-- Do this --
Reproduce the full listing below unchanged, apart from the pictures.

-- Record list --
>>>>>

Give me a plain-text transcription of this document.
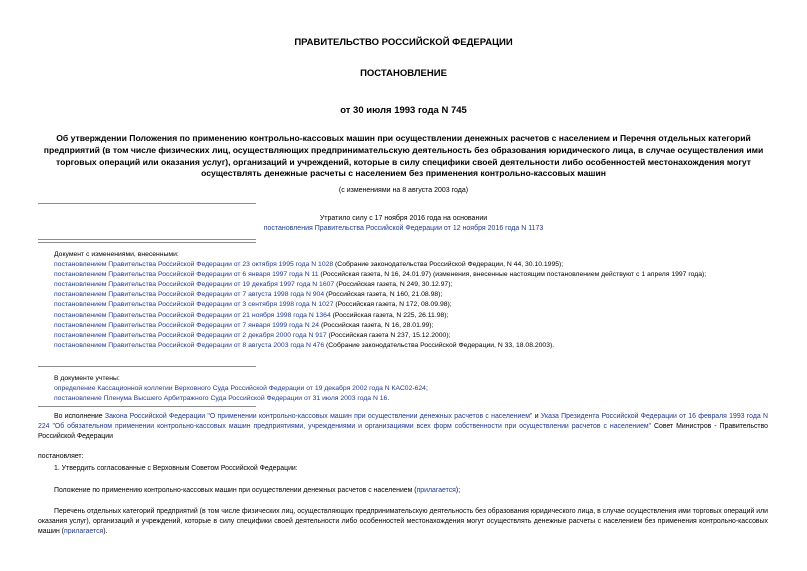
ПРАВИТЕЛЬСТВО РОССИЙСКОЙ ФЕДЕРАЦИИ
ПОСТАНОВЛЕНИЕ
от 30 июля 1993 года N 745
Об утверждении Положения по применению контрольно-кассовых машин при осуществлении денежных расчетов с населением и Перечня отдельных категорий предприятий (в том числе физических лиц, осуществляющих предпринимательскую деятельность без образования юридического лица, в случае осуществления ими торговых операций или оказания услуг), организаций и учреждений, которые в силу специфики своей деятельности либо особенностей местонахождения могут осуществлять денежные расчеты с населением без применения контрольно-кассовых машин
(с изменениями на 8 августа 2003 года)
Утратило силу с 17 ноября 2016 года на основании
постановления Правительства Российской Федерации от 12 ноября 2016 года N 1173
Документ с изменениями, внесенными:
постановлением Правительства Российской Федерации от 23 октября 1995 года N 1028 (Собрание законодательства Российской Федерации, N 44, 30.10.1995);
постановлением Правительства Российской Федерации от 6 января 1997 года N 11 (Российская газета, N 16, 24.01.97) (изменения, внесенные настоящим постановлением действуют с 1 апреля 1997 года);
постановлением Правительства Российской Федерации от 19 декабря 1997 года N 1607 (Российская газета, N 249, 30.12.97);
постановлением Правительства Российской Федерации от 7 августа 1998 года N 904 (Российская газета, N 160, 21.08.98);
постановлением Правительства Российской Федерации от 3 сентября 1998 года N 1027 (Российская газета, N 172, 08.09.98);
постановлением Правительства Российской Федерации от 21 ноября 1998 года N 1364 (Российская газета, N 225, 26.11.98);
постановлением Правительства Российской Федерации от 7 января 1999 года N 24 (Российская газета, N 16, 28.01.99);
постановлением Правительства Российской Федерации от 2 декабря 2000 года N 917 (Российская газета N 237, 15.12.2000);
постановлением Правительства Российской Федерации от 8 августа 2003 года N 476 (Собрание законодательства Российской Федерации, N 33, 18.08.2003).
В документе учтены:
определение Кассационной коллегии Верховного Суда Российской Федерации от 19 декабря 2002 года N КАС02-624;
постановление Пленума Высшего Арбитражного Суда Российской Федерации от 31 июля 2003 года N 16.
Во исполнение Закона Российской Федерации "О применении контрольно-кассовых машин при осуществлении денежных расчетов с населением" и Указа Президента Российской Федерации от 16 февраля 1993 года N 224 "Об обязательном применении контрольно-кассовых машин предприятиями, учреждениями и организациями всех форм собственности при осуществлении расчетов с населением" Совет Министров - Правительство Российской Федерации
постановляет:
1. Утвердить согласованные с Верховным Советом Российской Федерации:
Положение по применению контрольно-кассовых машин при осуществлении денежных расчетов с населением (прилагается);
Перечень отдельных категорий предприятий (в том числе физических лиц, осуществляющих предпринимательскую деятельность без образования юридического лица, в случае осуществления ими торговых операций или оказания услуг), организаций и учреждений, которые в силу специфики своей деятельности либо особенностей местонахождения могут осуществлять денежные расчеты с населением без применения контрольно-кассовых машин (прилагается).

<<<<<

-- Correct response --
Give me a plain-text transcription of this document.
ПРАВИТЕЛЬСТВО РОССИЙСКОЙ ФЕДЕРАЦИИ
ПОСТАНОВЛЕНИЕ
от 30 июля 1993 года N 745
Об утверждении Положения по применению контрольно-кассовых машин при осуществлении денежных расчетов с населением и Перечня отдельных категорий предприятий (в том числе физических лиц, осуществляющих предпринимательскую деятельность без образования юридического лица, в случае осуществления ими торговых операций или оказания услуг), организаций и учреждений, которые в силу специфики своей деятельности либо особенностей местонахождения могут осуществлять денежные расчеты с населением без применения контрольно-кассовых машин
(с изменениями на 8 августа 2003 года)
Утратило силу с 17 ноября 2016 года на основании
постановления Правительства Российской Федерации от 12 ноября 2016 года N 1173
Документ с изменениями, внесенными:
постановлением Правительства Российской Федерации от 23 октября 1995 года N 1028 (Собрание законодательства Российской Федерации, N 44, 30.10.1995);
постановлением Правительства Российской Федерации от 6 января 1997 года N 11 (Российская газета, N 16, 24.01.97) (изменения, внесенные настоящим постановлением действуют с 1 апреля 1997 года);
постановлением Правительства Российской Федерации от 19 декабря 1997 года N 1607 (Российская газета, N 249, 30.12.97);
постановлением Правительства Российской Федерации от 7 августа 1998 года N 904 (Российская газета, N 160, 21.08.98);
постановлением Правительства Российской Федерации от 3 сентября 1998 года N 1027 (Российская газета, N 172, 08.09.98);
постановлением Правительства Российской Федерации от 21 ноября 1998 года N 1364 (Российская газета, N 225, 26.11.98);
постановлением Правительства Российской Федерации от 7 января 1999 года N 24 (Российская газета, N 16, 28.01.99);
постановлением Правительства Российской Федерации от 2 декабря 2000 года N 917 (Российская газета N 237, 15.12.2000);
постановлением Правительства Российской Федерации от 8 августа 2003 года N 476 (Собрание законодательства Российской Федерации, N 33, 18.08.2003).
В документе учтены:
определение Кассационной коллегии Верховного Суда Российской Федерации от 19 декабря 2002 года N КАС02-624;
постановление Пленума Высшего Арбитражного Суда Российской Федерации от 31 июля 2003 года N 16.
Во исполнение Закона Российской Федерации "О применении контрольно-кассовых машин при осуществлении денежных расчетов с населением" и Указа Президента Российской Федерации от 16 февраля 1993 года N 224 "Об обязательном применении контрольно-кассовых машин предприятиями, учреждениями и организациями всех форм собственности при осуществлении расчетов с населением" Совет Министров - Правительство Российской Федерации
постановляет:
1. Утвердить согласованные с Верховным Советом Российской Федерации:
Положение по применению контрольно-кассовых машин при осуществлении денежных расчетов с населением (прилагается);
Перечень отдельных категорий предприятий (в том числе физических лиц, осуществляющих предпринимательскую деятельность без образования юридического лица, в случае осуществления ими торговых операций или оказания услуг), организаций и учреждений, которые в силу специфики своей деятельности либо особенностей местонахождения могут осуществлять денежные расчеты с населением без применения контрольно-кассовых машин (прилагается).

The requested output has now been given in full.